What is asked: Read the records below and copy each line that contains "SDTVAR".

Records
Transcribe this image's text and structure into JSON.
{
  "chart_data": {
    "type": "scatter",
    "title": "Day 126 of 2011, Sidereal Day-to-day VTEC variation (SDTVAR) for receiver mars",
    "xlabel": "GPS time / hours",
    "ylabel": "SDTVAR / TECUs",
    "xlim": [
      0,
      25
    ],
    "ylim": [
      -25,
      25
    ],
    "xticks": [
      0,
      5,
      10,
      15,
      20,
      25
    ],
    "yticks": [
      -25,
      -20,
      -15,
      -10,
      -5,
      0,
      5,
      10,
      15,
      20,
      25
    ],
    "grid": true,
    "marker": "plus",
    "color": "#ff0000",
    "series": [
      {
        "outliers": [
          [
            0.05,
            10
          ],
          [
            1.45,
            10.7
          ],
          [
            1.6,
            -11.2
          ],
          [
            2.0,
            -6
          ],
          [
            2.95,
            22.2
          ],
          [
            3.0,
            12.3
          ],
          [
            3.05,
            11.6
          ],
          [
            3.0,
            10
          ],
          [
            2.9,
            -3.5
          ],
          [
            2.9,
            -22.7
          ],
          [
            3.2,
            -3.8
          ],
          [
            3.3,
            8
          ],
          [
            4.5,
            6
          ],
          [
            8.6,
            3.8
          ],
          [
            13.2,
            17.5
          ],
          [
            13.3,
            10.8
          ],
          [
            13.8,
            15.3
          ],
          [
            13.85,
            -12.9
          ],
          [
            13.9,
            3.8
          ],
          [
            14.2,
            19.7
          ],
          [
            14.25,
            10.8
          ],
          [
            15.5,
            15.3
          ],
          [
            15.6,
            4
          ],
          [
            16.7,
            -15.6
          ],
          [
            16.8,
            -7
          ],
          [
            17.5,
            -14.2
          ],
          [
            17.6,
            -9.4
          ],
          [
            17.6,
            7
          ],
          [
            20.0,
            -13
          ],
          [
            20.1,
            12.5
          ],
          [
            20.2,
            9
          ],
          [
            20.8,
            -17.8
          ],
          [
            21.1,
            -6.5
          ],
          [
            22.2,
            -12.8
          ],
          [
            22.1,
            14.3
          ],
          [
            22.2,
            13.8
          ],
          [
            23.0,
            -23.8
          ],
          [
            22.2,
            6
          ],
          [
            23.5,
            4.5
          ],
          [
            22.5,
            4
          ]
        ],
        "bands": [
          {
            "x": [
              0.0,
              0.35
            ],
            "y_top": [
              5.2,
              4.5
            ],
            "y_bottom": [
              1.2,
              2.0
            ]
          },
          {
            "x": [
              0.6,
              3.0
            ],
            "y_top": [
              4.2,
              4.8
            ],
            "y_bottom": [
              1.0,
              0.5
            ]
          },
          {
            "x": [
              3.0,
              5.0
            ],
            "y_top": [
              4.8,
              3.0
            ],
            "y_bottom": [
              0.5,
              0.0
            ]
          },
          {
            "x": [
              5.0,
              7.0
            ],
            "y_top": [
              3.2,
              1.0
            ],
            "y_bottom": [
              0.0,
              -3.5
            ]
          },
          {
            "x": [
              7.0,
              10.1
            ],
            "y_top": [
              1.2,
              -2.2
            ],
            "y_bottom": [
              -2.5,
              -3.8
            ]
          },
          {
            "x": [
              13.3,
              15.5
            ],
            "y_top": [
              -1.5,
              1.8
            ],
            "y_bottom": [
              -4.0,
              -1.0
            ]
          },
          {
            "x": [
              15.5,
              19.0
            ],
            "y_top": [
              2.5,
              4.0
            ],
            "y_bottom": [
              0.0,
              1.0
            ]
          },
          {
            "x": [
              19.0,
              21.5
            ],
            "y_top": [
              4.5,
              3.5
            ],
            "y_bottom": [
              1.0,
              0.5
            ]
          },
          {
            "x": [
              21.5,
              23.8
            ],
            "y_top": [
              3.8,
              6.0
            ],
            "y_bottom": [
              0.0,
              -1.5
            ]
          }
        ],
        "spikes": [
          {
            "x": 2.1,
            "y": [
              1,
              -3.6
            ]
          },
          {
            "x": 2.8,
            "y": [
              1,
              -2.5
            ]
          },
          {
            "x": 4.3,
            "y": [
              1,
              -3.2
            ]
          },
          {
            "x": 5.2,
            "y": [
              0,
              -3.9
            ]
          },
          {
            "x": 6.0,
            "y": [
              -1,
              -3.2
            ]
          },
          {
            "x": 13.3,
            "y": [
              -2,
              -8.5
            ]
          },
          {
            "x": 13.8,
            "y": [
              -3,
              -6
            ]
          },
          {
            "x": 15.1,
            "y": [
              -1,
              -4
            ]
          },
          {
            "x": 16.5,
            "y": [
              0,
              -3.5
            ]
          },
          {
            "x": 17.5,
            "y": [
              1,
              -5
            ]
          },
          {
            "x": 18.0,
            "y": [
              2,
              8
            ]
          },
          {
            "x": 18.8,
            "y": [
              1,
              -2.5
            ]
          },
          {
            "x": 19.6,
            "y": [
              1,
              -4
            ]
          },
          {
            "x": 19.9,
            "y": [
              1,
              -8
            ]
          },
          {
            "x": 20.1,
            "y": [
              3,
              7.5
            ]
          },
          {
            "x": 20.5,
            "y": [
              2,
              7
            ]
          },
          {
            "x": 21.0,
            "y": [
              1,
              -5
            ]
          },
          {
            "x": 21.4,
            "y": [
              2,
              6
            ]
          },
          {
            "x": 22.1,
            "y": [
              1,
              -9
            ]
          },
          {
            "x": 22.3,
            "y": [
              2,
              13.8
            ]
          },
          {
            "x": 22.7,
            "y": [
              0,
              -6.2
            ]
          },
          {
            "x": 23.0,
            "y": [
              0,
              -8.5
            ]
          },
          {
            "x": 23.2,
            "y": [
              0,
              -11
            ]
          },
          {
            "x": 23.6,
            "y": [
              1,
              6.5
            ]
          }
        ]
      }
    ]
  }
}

Reply:
    "title": "Day 126 of 2011, Sidereal Day-to-day VTEC variation (SDTVAR) for receiver mars",
    "ylabel": "SDTVAR / TECUs",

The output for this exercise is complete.